Aim of the task: Every line of the records below should be restated exactly.

Figure dataset records
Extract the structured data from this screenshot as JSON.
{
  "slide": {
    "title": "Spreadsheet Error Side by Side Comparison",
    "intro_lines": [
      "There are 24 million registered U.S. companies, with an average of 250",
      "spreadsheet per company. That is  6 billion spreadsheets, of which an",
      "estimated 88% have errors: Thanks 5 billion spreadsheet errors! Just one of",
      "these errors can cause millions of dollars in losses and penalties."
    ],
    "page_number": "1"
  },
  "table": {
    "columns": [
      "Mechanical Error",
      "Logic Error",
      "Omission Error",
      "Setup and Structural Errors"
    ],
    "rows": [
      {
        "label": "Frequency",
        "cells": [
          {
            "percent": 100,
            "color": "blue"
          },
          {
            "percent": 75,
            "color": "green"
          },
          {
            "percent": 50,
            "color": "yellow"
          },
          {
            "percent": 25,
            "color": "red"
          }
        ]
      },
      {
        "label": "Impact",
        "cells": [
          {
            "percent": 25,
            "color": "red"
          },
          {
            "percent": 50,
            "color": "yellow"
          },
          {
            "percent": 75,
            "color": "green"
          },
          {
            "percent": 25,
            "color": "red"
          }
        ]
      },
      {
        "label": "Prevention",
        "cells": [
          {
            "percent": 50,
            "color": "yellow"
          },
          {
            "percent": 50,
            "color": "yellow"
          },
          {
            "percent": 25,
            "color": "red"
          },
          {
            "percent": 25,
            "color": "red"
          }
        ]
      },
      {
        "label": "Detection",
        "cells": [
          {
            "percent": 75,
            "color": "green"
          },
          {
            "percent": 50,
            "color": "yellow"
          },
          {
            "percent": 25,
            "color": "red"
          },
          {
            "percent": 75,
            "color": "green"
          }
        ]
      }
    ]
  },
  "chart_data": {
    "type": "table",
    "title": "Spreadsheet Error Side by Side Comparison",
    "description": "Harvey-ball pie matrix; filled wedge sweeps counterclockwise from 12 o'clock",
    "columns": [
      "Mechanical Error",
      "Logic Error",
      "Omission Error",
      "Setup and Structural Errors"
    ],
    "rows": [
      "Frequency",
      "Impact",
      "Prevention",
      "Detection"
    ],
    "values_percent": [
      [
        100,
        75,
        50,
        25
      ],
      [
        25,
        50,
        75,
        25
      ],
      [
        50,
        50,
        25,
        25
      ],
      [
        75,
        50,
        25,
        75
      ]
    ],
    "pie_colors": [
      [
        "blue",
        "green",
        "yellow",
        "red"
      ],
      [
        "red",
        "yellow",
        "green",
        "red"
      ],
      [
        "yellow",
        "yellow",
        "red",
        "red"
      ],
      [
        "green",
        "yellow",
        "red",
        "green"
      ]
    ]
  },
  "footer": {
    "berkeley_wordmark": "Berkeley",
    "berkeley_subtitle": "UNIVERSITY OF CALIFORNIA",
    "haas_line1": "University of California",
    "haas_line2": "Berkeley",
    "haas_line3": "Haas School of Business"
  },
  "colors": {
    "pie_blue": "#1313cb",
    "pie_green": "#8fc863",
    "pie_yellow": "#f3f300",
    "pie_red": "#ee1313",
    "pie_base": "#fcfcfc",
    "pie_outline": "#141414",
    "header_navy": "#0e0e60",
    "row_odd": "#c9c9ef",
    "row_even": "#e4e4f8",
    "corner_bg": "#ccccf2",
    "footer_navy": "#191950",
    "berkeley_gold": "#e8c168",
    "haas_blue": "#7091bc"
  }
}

Expected output:
Extract the structured data from this screenshot as JSON.
{
  "slide": {
    "title": "Spreadsheet Error Side by Side Comparison",
    "intro_lines": [
      "There are 24 million registered U.S. companies, with an average of 250",
      "spreadsheet per company. That is  6 billion spreadsheets, of which an",
      "estimated 88% have errors: Thanks 5 billion spreadsheet errors! Just one of",
      "these errors can cause millions of dollars in losses and penalties."
    ],
    "page_number": "1"
  },
  "table": {
    "columns": [
      "Mechanical Error",
      "Logic Error",
      "Omission Error",
      "Setup and Structural Errors"
    ],
    "rows": [
      {
        "label": "Frequency",
        "cells": [
          {
            "percent": 100,
            "color": "blue"
          },
          {
            "percent": 75,
            "color": "green"
          },
          {
            "percent": 50,
            "color": "yellow"
          },
          {
            "percent": 25,
            "color": "red"
          }
        ]
      },
      {
        "label": "Impact",
        "cells": [
          {
            "percent": 25,
            "color": "red"
          },
          {
            "percent": 50,
            "color": "yellow"
          },
          {
            "percent": 75,
            "color": "green"
          },
          {
            "percent": 25,
            "color": "red"
          }
        ]
      },
      {
        "label": "Prevention",
        "cells": [
          {
            "percent": 50,
            "color": "yellow"
          },
          {
            "percent": 50,
            "color": "yellow"
          },
          {
            "percent": 25,
            "color": "red"
          },
          {
            "percent": 25,
            "color": "red"
          }
        ]
      },
      {
        "label": "Detection",
        "cells": [
          {
            "percent": 75,
            "color": "green"
          },
          {
            "percent": 50,
            "color": "yellow"
          },
          {
            "percent": 25,
            "color": "red"
          },
          {
            "percent": 75,
            "color": "green"
          }
        ]
      }
    ]
  },
  "chart_data": {
    "type": "table",
    "title": "Spreadsheet Error Side by Side Comparison",
    "description": "Harvey-ball pie matrix; filled wedge sweeps counterclockwise from 12 o'clock",
    "columns": [
      "Mechanical Error",
      "Logic Error",
      "Omission Error",
      "Setup and Structural Errors"
    ],
    "rows": [
      "Frequency",
      "Impact",
      "Prevention",
      "Detection"
    ],
    "values_percent": [
      [
        100,
        75,
        50,
        25
      ],
      [
        25,
        50,
        75,
        25
      ],
      [
        50,
        50,
        25,
        25
      ],
      [
        75,
        50,
        25,
        75
      ]
    ],
    "pie_colors": [
      [
        "blue",
        "green",
        "yellow",
        "red"
      ],
      [
        "red",
        "yellow",
        "green",
        "red"
      ],
      [
        "yellow",
        "yellow",
        "red",
        "red"
      ],
      [
        "green",
        "yellow",
        "red",
        "green"
      ]
    ]
  },
  "footer": {
    "berkeley_wordmark": "Berkeley",
    "berkeley_subtitle": "UNIVERSITY OF CALIFORNIA",
    "haas_line1": "University of California",
    "haas_line2": "Berkeley",
    "haas_line3": "Haas School of Business"
  },
  "colors": {
    "pie_blue": "#1313cb",
    "pie_green": "#8fc863",
    "pie_yellow": "#f3f300",
    "pie_red": "#ee1313",
    "pie_base": "#fcfcfc",
    "pie_outline": "#141414",
    "header_navy": "#0e0e60",
    "row_odd": "#c9c9ef",
    "row_even": "#e4e4f8",
    "corner_bg": "#ccccf2",
    "footer_navy": "#191950",
    "berkeley_gold": "#e8c168",
    "haas_blue": "#7091bc"
  }
}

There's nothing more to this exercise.